Extracted data entries:
┄┄┄┄┄┄┄┄┄┄┄┄┄┄┄┄┄┄┄┄

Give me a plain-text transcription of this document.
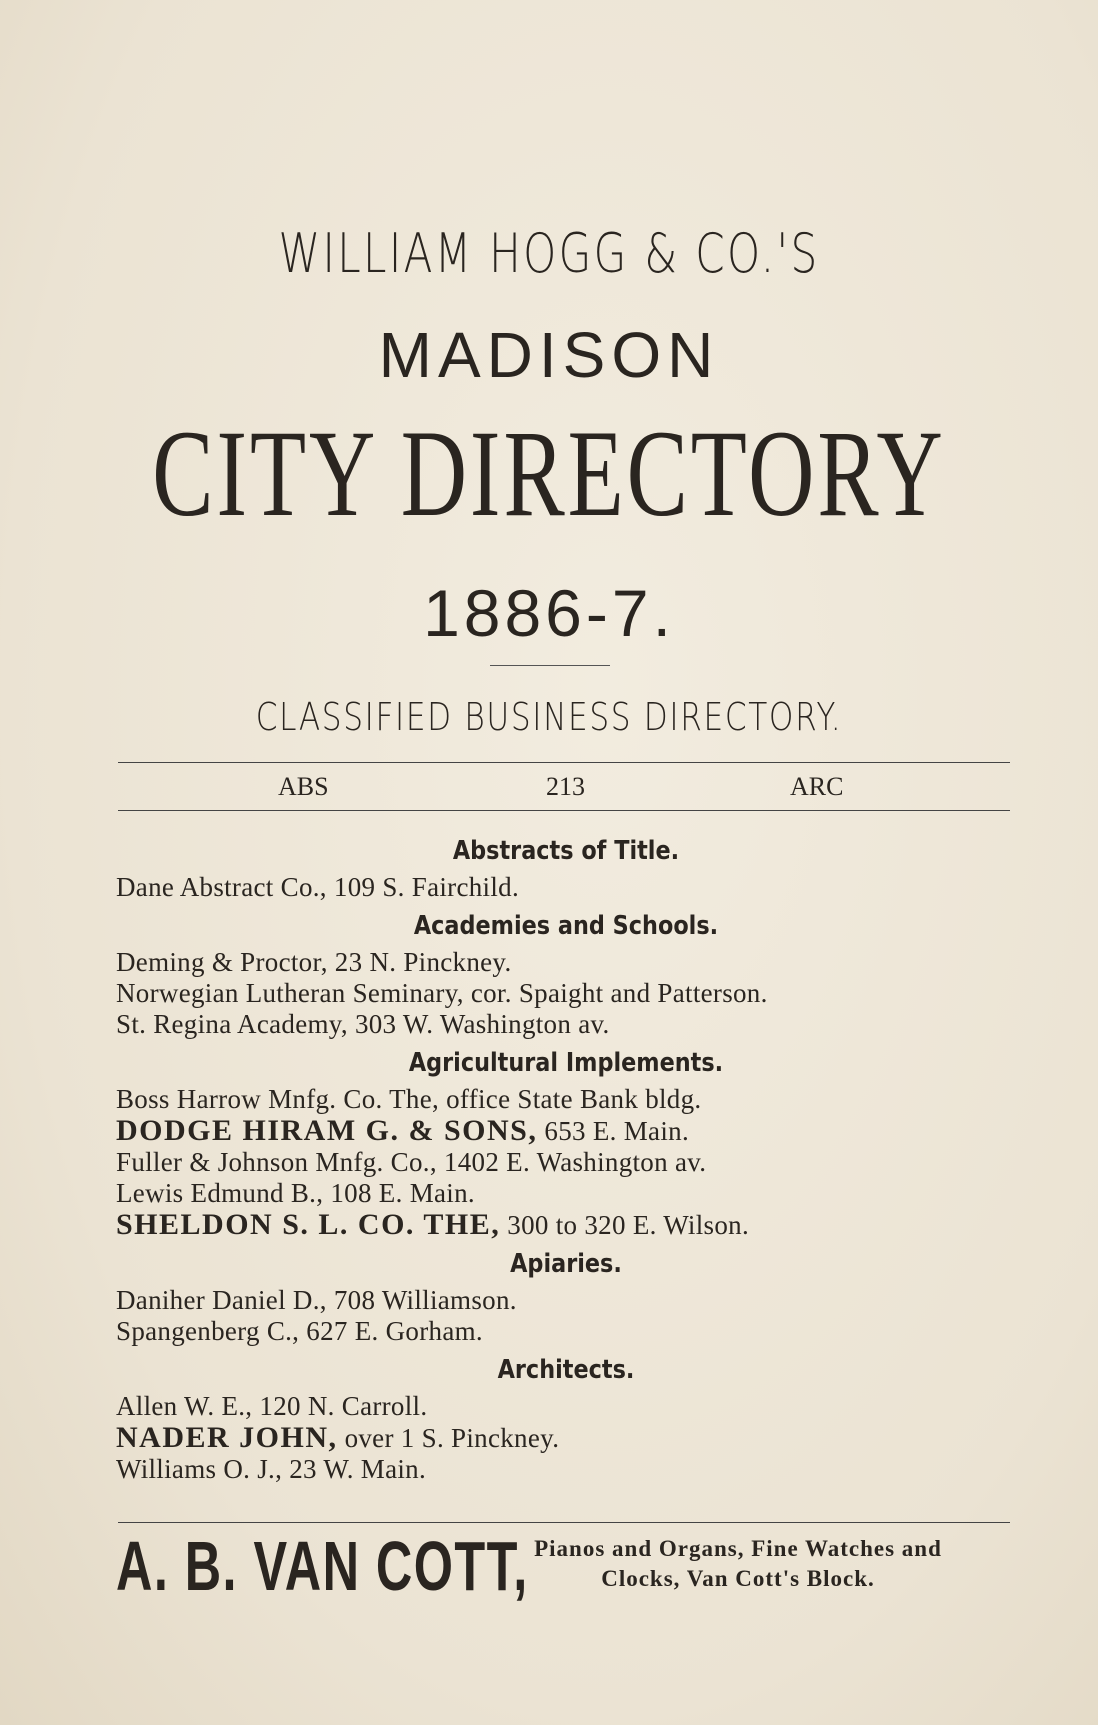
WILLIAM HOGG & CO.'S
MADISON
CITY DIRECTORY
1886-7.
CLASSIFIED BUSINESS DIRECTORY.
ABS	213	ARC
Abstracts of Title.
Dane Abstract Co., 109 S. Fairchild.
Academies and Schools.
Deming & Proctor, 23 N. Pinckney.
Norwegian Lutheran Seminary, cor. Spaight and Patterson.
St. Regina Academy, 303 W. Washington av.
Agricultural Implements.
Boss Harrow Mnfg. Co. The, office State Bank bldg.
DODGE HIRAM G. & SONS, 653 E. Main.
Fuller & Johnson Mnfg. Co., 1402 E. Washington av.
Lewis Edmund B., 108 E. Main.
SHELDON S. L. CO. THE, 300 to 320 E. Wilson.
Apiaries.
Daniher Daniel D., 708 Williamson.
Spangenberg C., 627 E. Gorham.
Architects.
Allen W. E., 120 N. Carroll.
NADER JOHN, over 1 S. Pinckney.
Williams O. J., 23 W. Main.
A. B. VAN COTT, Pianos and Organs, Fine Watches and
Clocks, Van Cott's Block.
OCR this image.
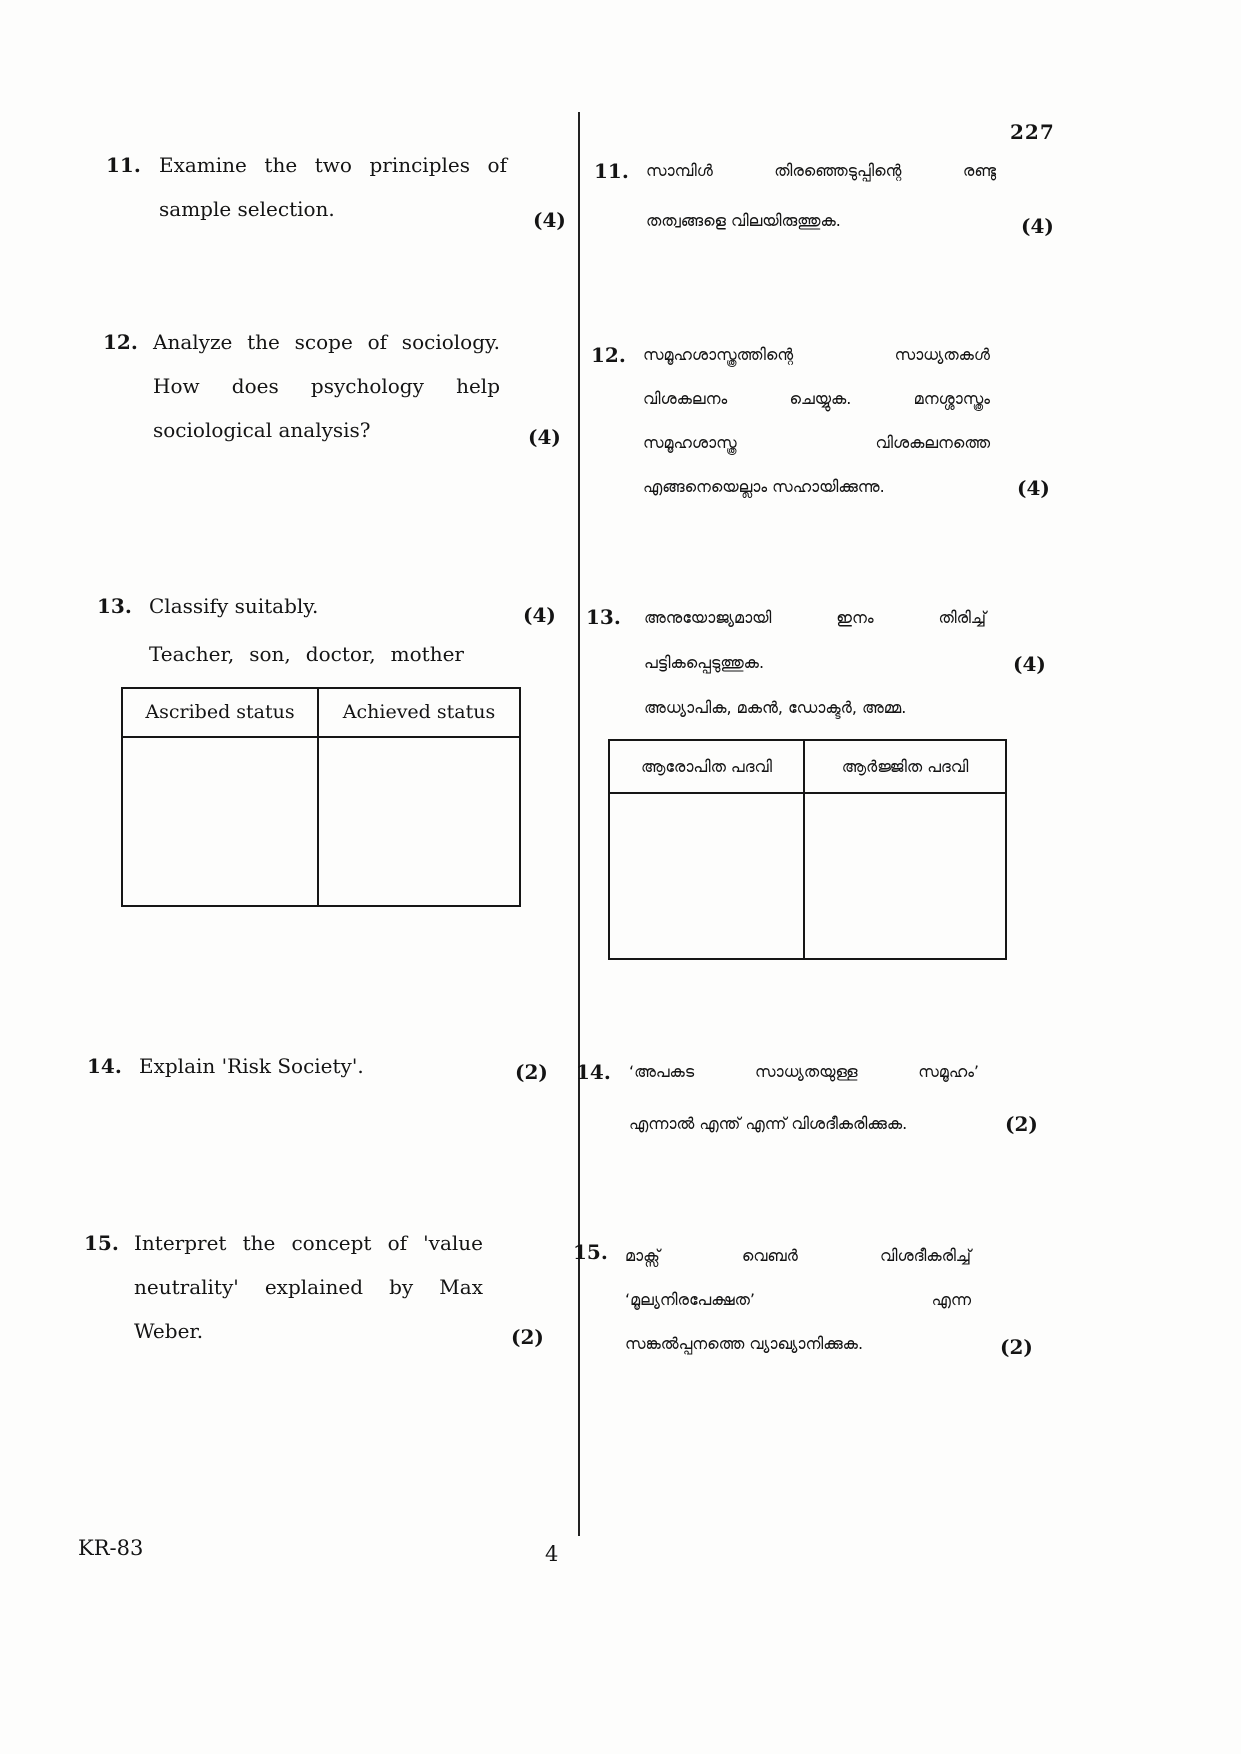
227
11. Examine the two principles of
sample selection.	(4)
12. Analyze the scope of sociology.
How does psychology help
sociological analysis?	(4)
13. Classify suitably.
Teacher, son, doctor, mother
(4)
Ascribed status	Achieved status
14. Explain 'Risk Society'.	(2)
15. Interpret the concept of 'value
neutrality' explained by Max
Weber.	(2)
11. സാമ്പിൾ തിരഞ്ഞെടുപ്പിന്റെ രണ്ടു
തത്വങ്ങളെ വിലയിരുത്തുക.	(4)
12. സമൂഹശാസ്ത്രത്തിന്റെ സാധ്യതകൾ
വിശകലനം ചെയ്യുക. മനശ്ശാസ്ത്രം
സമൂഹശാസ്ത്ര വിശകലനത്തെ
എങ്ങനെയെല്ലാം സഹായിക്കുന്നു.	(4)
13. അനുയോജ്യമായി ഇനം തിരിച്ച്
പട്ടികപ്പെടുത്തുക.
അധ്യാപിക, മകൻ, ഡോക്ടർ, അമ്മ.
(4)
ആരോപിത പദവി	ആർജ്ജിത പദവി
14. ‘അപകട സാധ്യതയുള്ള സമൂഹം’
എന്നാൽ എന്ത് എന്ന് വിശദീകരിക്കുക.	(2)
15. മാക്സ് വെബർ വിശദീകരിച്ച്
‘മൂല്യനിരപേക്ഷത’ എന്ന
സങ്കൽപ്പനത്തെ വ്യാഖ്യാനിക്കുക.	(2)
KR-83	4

┄┄┄┄┄┄┄┄┄┄┄┄┄┄┄┄┄┄┄┄

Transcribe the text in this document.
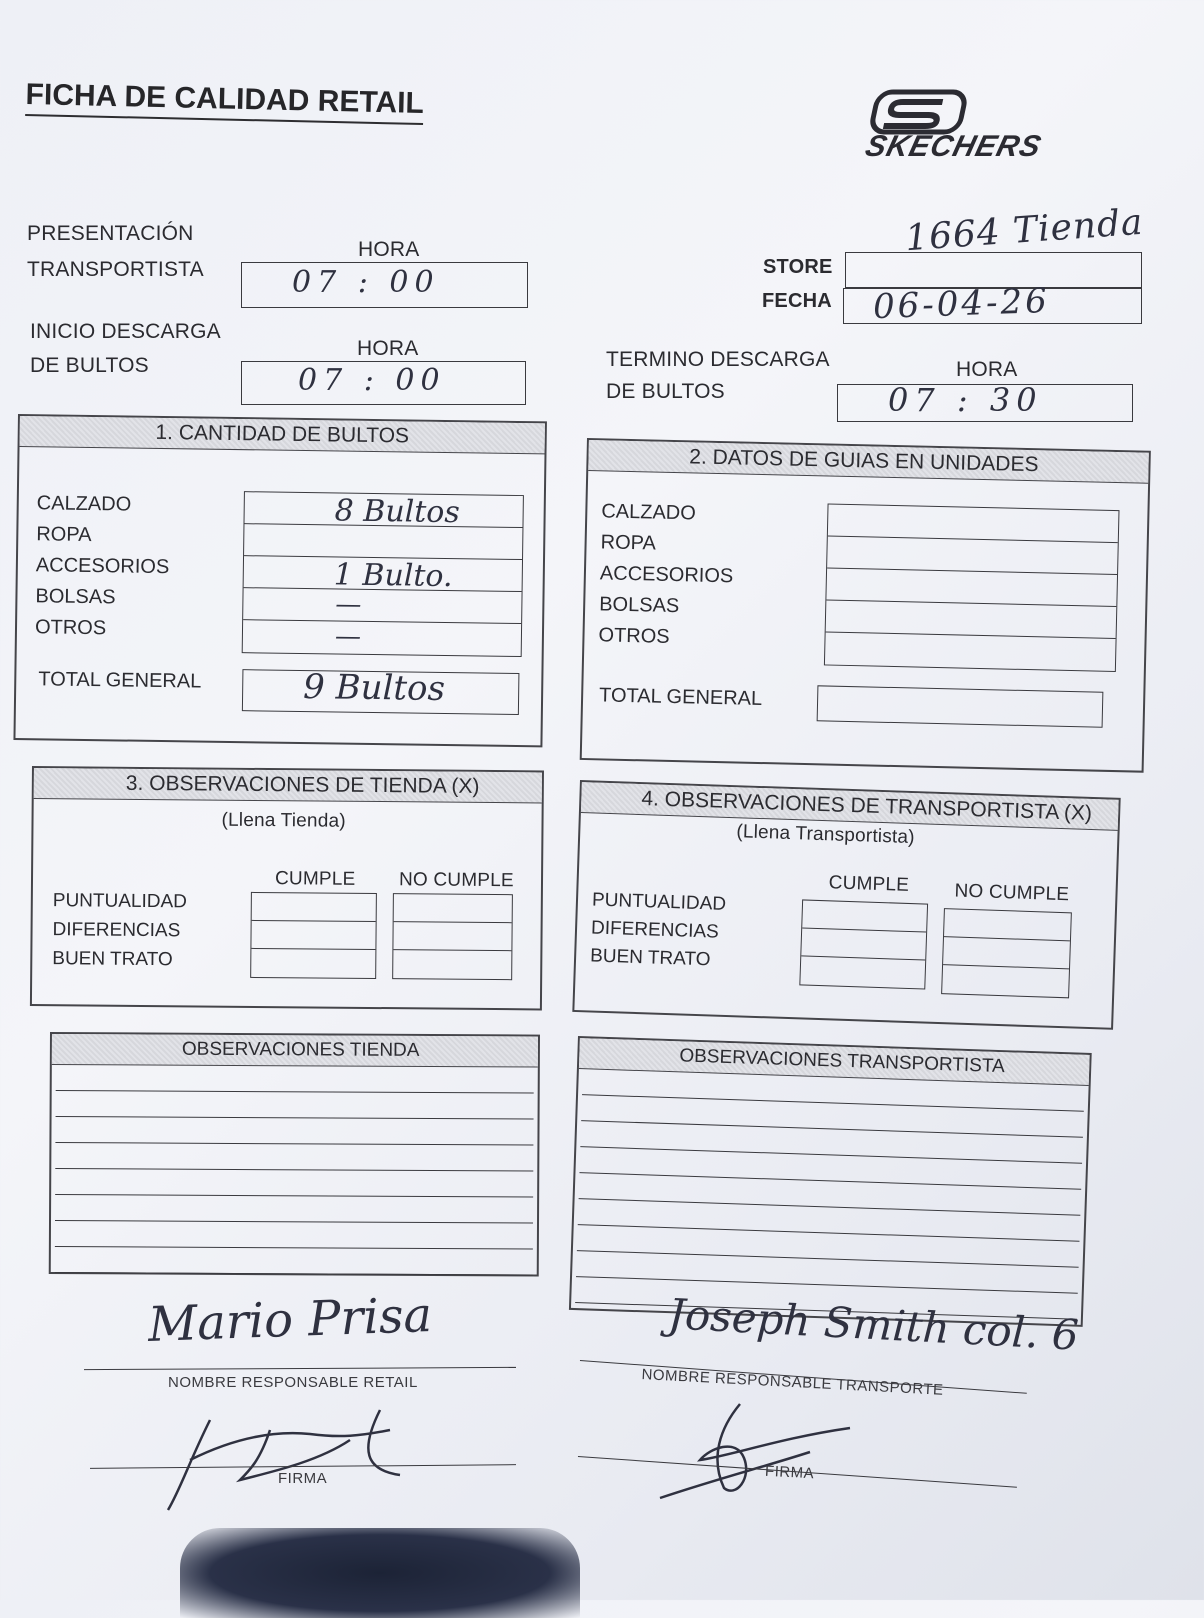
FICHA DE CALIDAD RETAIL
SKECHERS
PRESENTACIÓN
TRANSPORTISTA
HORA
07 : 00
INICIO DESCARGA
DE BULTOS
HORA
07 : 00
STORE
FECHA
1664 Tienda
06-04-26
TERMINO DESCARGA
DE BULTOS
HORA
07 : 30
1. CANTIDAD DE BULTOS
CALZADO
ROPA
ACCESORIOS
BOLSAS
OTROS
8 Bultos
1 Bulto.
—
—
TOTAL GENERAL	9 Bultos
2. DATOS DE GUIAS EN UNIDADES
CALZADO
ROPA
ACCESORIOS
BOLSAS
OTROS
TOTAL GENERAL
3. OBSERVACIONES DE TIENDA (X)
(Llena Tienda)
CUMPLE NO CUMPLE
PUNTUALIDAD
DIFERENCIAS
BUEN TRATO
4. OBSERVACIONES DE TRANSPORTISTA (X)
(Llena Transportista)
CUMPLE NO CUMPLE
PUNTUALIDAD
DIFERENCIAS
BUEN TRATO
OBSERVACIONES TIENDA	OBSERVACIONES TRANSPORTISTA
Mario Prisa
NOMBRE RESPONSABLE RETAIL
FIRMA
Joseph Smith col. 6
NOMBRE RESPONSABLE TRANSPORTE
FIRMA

┄┄┄┄┄┄┄┄┄┄┄┄┄┄┄┄┄┄┄┄

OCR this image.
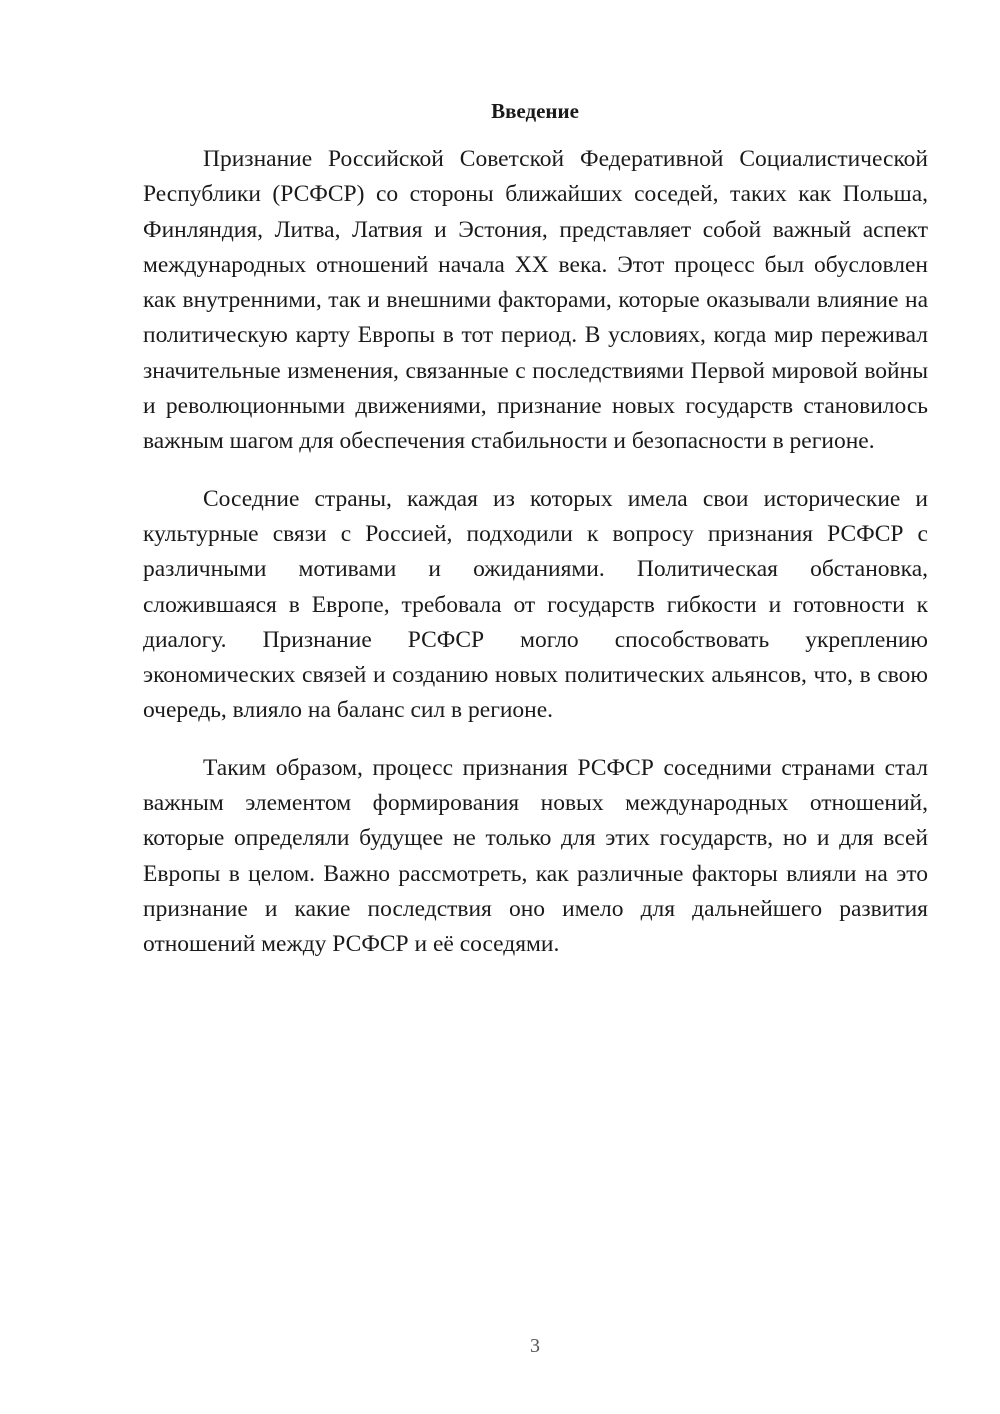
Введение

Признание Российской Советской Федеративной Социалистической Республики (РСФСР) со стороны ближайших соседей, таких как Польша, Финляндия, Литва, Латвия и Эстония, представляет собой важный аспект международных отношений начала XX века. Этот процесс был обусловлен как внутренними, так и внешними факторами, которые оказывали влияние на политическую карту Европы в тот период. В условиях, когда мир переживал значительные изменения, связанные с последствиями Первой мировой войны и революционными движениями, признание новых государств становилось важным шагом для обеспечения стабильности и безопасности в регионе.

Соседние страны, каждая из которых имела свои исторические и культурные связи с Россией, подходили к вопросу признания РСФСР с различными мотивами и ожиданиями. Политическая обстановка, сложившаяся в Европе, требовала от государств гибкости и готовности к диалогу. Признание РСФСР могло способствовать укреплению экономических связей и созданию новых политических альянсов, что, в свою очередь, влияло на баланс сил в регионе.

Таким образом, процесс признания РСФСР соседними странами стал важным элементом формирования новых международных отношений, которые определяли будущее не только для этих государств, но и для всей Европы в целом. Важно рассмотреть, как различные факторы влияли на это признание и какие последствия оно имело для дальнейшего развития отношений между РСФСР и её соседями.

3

┄┄┄┄┄┄┄┄┄┄┄┄┄┄┄┄┄┄┄┄

How many lines in the records above contain the word "document"? Give only the number.

- **Output of the task**
2